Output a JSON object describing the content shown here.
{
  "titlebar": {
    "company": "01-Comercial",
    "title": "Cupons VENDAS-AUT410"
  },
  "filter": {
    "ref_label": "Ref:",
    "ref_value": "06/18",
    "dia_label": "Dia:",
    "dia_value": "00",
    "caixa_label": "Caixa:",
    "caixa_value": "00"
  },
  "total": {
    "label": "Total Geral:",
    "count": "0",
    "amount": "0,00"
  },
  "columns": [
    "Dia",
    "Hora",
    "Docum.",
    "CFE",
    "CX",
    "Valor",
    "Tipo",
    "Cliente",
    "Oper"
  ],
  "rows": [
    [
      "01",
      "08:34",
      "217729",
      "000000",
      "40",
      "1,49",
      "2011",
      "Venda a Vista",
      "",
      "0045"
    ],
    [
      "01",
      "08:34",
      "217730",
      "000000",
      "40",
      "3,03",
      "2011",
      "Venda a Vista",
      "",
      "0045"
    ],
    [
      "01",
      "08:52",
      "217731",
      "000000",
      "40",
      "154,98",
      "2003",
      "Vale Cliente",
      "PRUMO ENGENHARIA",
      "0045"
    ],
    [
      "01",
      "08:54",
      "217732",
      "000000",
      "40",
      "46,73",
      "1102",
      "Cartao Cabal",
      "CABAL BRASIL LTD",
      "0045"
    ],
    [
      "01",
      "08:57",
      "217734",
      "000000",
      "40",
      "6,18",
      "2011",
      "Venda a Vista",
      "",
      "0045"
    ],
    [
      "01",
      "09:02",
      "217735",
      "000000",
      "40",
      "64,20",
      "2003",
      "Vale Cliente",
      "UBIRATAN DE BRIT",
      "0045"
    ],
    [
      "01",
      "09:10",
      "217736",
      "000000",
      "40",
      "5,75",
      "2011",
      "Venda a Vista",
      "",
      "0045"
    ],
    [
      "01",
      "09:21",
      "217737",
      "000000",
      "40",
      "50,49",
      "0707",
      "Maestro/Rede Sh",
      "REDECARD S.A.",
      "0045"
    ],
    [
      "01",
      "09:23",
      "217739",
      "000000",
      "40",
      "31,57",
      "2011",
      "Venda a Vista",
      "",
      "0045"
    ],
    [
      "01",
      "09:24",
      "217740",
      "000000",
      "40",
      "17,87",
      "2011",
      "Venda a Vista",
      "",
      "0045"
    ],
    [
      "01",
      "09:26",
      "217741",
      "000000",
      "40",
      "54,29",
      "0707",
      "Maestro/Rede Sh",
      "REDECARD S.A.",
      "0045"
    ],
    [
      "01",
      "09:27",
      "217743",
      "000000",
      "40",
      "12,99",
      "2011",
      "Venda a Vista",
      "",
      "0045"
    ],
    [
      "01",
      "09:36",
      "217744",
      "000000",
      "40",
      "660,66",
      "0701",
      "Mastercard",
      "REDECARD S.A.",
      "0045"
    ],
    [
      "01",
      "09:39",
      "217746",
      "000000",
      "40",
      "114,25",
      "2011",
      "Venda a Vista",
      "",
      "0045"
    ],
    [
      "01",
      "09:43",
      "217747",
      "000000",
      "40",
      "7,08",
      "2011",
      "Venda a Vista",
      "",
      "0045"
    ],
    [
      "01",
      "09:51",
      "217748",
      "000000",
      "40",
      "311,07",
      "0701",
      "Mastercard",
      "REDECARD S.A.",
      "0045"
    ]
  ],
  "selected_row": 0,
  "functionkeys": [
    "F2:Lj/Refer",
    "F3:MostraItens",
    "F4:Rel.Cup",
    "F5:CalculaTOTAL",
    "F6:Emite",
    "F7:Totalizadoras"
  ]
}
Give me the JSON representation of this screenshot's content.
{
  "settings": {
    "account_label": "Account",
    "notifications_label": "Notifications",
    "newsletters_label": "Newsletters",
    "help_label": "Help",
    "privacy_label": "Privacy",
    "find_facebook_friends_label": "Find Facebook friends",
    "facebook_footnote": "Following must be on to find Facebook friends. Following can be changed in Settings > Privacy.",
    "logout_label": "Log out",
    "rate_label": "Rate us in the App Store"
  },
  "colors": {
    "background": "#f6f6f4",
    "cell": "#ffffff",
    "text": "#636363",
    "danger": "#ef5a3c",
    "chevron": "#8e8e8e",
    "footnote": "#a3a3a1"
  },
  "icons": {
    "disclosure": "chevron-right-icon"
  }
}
● ● ●
Show the lines of the records that contain the word "content".

Output a JSON object describing the content shown here.
Give me the JSON representation of this screenshot's content.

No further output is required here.